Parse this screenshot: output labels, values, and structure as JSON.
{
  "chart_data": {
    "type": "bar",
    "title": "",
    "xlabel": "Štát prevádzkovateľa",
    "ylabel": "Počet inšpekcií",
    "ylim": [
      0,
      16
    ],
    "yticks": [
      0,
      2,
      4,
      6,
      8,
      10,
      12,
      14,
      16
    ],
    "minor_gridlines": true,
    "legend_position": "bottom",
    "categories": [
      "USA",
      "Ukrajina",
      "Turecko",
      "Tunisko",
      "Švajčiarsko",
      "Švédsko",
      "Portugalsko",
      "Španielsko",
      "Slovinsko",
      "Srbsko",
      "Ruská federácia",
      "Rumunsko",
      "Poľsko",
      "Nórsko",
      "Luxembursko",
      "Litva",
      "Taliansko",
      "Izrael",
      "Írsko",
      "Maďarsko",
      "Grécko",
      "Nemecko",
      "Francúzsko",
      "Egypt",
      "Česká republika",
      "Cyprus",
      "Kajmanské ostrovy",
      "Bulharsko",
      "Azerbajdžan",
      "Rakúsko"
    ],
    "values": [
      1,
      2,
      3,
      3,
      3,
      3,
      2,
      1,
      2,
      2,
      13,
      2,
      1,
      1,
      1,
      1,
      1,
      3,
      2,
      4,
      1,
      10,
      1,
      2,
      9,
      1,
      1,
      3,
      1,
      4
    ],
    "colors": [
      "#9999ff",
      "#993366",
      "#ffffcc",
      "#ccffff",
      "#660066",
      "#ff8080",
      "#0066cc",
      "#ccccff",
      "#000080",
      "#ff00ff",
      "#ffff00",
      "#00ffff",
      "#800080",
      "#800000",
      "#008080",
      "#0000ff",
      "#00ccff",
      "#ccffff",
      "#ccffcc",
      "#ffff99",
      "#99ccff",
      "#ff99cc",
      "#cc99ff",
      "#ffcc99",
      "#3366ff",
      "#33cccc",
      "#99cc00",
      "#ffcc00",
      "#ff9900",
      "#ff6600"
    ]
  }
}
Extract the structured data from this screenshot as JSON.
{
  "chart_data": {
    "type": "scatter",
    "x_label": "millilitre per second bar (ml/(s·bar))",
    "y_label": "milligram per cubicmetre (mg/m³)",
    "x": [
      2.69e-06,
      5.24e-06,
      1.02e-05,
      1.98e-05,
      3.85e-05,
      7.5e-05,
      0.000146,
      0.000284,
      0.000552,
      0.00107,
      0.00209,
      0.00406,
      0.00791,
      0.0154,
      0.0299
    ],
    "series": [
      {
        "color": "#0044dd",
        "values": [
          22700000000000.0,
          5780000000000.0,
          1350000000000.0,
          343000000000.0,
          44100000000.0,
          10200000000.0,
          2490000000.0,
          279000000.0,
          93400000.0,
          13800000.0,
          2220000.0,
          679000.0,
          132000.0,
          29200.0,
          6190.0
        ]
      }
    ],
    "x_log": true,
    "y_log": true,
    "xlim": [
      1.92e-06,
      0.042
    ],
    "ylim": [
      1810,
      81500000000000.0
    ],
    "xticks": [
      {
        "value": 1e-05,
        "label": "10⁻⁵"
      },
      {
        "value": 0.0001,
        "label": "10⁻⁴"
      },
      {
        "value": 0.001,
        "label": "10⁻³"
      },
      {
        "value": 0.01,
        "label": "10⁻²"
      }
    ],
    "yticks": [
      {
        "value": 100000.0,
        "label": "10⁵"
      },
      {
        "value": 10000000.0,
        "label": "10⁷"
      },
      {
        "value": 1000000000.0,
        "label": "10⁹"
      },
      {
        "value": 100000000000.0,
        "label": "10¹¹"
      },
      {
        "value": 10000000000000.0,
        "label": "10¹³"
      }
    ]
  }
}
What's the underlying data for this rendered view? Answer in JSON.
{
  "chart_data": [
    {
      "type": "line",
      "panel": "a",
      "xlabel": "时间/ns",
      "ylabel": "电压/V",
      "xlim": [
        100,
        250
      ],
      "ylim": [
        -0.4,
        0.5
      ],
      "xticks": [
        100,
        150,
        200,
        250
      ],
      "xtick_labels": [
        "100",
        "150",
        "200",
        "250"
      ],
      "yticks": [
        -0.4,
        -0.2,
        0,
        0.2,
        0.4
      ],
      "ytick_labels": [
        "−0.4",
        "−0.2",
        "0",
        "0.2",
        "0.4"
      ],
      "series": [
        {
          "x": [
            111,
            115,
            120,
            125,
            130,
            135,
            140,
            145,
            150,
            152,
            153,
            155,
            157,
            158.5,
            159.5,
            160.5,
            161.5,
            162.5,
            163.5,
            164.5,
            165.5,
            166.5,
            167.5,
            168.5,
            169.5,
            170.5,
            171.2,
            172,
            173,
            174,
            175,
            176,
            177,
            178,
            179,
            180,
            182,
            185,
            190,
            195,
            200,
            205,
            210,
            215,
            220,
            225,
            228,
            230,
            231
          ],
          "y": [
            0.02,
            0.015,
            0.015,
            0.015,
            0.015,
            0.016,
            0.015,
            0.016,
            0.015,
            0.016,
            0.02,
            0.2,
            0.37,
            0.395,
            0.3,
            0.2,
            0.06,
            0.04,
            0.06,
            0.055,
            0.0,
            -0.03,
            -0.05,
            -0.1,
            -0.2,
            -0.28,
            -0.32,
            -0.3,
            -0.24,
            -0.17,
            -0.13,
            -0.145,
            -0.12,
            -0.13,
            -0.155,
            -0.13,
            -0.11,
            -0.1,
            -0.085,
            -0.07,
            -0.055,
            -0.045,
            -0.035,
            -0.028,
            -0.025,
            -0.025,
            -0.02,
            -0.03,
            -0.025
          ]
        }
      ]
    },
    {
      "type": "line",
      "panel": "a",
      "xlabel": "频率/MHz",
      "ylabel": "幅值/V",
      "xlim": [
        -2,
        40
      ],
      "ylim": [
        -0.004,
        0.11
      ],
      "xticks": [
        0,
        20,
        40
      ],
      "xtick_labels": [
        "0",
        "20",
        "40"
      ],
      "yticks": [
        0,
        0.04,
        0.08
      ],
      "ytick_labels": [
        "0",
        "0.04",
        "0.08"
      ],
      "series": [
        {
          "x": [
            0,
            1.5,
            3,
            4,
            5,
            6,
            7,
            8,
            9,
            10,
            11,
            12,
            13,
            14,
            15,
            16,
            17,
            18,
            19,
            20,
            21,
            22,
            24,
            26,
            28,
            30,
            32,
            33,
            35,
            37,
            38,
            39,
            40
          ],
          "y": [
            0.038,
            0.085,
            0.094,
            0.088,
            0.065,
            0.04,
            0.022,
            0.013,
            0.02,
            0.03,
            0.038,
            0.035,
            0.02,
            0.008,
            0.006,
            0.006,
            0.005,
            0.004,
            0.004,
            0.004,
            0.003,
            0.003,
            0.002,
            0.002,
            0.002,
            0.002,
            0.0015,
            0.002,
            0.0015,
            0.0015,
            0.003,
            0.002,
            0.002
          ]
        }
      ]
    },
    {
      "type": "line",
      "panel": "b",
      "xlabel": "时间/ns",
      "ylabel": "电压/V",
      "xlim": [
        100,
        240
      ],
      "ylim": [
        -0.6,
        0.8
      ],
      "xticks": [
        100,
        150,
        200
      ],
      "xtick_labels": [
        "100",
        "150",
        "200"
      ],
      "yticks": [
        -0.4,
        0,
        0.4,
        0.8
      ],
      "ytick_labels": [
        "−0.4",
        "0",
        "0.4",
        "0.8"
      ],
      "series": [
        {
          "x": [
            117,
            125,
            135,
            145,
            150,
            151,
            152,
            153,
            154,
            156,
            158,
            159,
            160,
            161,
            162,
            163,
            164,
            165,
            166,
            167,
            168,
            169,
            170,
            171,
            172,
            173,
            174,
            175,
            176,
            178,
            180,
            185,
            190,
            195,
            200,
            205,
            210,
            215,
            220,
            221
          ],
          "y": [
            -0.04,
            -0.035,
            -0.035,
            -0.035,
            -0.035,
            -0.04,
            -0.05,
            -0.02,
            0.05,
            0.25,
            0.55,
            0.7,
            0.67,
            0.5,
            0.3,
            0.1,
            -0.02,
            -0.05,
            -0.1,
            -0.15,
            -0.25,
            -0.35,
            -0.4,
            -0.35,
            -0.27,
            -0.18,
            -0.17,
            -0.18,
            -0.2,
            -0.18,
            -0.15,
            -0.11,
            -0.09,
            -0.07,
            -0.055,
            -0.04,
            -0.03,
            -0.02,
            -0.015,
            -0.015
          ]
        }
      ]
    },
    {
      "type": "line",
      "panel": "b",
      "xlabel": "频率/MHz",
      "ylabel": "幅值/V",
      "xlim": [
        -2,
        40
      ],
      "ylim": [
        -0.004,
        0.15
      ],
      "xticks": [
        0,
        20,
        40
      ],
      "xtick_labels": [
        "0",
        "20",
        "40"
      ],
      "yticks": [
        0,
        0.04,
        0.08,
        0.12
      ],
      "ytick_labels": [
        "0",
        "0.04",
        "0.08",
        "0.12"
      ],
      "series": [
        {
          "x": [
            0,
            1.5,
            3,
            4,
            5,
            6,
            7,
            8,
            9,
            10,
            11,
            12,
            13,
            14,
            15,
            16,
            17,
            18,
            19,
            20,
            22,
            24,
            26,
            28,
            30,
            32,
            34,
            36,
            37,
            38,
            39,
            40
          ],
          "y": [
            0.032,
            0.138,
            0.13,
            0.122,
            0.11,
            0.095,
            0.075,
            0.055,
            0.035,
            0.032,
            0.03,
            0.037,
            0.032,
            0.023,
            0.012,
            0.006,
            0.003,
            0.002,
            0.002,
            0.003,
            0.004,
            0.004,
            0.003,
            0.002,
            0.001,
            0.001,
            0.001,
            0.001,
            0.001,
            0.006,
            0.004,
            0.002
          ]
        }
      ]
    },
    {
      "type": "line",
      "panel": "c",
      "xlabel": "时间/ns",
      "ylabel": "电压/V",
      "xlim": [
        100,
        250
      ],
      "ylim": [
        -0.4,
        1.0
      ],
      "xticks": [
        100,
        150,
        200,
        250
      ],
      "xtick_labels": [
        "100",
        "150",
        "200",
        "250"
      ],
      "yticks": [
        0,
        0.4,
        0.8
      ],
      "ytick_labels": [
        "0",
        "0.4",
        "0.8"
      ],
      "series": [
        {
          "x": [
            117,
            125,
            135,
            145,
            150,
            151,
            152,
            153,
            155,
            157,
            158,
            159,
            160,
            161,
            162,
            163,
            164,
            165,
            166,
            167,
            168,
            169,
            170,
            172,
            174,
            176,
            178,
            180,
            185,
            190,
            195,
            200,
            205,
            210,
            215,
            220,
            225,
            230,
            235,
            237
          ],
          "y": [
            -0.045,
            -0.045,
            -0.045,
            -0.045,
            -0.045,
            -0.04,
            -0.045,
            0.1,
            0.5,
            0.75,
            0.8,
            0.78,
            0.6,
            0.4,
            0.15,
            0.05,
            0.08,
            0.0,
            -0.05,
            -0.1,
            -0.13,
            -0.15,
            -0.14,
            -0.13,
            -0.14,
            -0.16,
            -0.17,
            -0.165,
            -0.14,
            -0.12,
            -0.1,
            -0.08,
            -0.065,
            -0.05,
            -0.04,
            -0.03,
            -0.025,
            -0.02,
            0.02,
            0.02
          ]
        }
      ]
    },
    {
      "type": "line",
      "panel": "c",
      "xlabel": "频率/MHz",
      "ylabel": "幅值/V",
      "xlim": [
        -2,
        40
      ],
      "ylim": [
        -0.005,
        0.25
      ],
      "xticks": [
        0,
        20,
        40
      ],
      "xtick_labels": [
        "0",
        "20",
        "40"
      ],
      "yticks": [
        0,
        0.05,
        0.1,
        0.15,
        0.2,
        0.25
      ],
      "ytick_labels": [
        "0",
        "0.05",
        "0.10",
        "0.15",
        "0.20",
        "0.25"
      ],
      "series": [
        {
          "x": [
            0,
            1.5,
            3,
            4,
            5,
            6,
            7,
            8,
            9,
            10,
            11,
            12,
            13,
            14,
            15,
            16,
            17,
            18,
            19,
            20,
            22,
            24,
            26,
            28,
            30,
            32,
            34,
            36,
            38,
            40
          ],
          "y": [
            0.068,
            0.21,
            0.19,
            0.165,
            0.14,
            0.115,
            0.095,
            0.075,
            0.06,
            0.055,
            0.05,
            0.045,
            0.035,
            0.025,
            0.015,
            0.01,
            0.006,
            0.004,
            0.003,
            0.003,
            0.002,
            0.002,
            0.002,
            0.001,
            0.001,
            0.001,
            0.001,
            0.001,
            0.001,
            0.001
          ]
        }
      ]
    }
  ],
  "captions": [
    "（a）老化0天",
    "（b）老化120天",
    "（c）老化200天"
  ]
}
#####
• **Given request**: Work through the records line by line and tally those with the word "values". Report only the total.

• **The output**: 3